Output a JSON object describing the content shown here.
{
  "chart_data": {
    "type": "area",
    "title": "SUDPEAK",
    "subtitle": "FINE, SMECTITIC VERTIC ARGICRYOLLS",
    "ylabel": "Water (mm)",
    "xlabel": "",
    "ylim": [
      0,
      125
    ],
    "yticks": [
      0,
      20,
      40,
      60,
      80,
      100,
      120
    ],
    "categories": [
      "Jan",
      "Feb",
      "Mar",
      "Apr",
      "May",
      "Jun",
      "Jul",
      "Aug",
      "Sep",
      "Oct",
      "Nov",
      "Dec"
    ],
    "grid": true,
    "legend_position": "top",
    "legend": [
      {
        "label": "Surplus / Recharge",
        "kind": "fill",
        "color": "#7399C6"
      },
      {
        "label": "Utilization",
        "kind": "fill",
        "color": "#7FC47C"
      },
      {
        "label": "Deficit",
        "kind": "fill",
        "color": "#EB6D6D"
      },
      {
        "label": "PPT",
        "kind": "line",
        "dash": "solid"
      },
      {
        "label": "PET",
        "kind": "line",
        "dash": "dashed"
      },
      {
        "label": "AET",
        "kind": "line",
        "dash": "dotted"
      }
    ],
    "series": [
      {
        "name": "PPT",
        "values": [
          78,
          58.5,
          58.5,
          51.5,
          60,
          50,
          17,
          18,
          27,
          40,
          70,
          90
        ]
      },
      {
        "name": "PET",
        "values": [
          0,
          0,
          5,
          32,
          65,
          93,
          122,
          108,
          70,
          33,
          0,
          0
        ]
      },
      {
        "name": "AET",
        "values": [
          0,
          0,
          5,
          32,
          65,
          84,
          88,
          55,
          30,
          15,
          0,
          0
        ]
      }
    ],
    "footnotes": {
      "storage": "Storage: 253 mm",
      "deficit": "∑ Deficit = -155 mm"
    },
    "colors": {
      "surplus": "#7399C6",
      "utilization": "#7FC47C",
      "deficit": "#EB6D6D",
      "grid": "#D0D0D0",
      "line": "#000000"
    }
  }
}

:: Aim ::
Copy the data above exactly. Every line must be included.

:: Exercise output ::
Output a JSON object describing the content shown here.
{
  "chart_data": {
    "type": "area",
    "title": "SUDPEAK",
    "subtitle": "FINE, SMECTITIC VERTIC ARGICRYOLLS",
    "ylabel": "Water (mm)",
    "xlabel": "",
    "ylim": [
      0,
      125
    ],
    "yticks": [
      0,
      20,
      40,
      60,
      80,
      100,
      120
    ],
    "categories": [
      "Jan",
      "Feb",
      "Mar",
      "Apr",
      "May",
      "Jun",
      "Jul",
      "Aug",
      "Sep",
      "Oct",
      "Nov",
      "Dec"
    ],
    "grid": true,
    "legend_position": "top",
    "legend": [
      {
        "label": "Surplus / Recharge",
        "kind": "fill",
        "color": "#7399C6"
      },
      {
        "label": "Utilization",
        "kind": "fill",
        "color": "#7FC47C"
      },
      {
        "label": "Deficit",
        "kind": "fill",
        "color": "#EB6D6D"
      },
      {
        "label": "PPT",
        "kind": "line",
        "dash": "solid"
      },
      {
        "label": "PET",
        "kind": "line",
        "dash": "dashed"
      },
      {
        "label": "AET",
        "kind": "line",
        "dash": "dotted"
      }
    ],
    "series": [
      {
        "name": "PPT",
        "values": [
          78,
          58.5,
          58.5,
          51.5,
          60,
          50,
          17,
          18,
          27,
          40,
          70,
          90
        ]
      },
      {
        "name": "PET",
        "values": [
          0,
          0,
          5,
          32,
          65,
          93,
          122,
          108,
          70,
          33,
          0,
          0
        ]
      },
      {
        "name": "AET",
        "values": [
          0,
          0,
          5,
          32,
          65,
          84,
          88,
          55,
          30,
          15,
          0,
          0
        ]
      }
    ],
    "footnotes": {
      "storage": "Storage: 253 mm",
      "deficit": "∑ Deficit = -155 mm"
    },
    "colors": {
      "surplus": "#7399C6",
      "utilization": "#7FC47C",
      "deficit": "#EB6D6D",
      "grid": "#D0D0D0",
      "line": "#000000"
    }
  }
}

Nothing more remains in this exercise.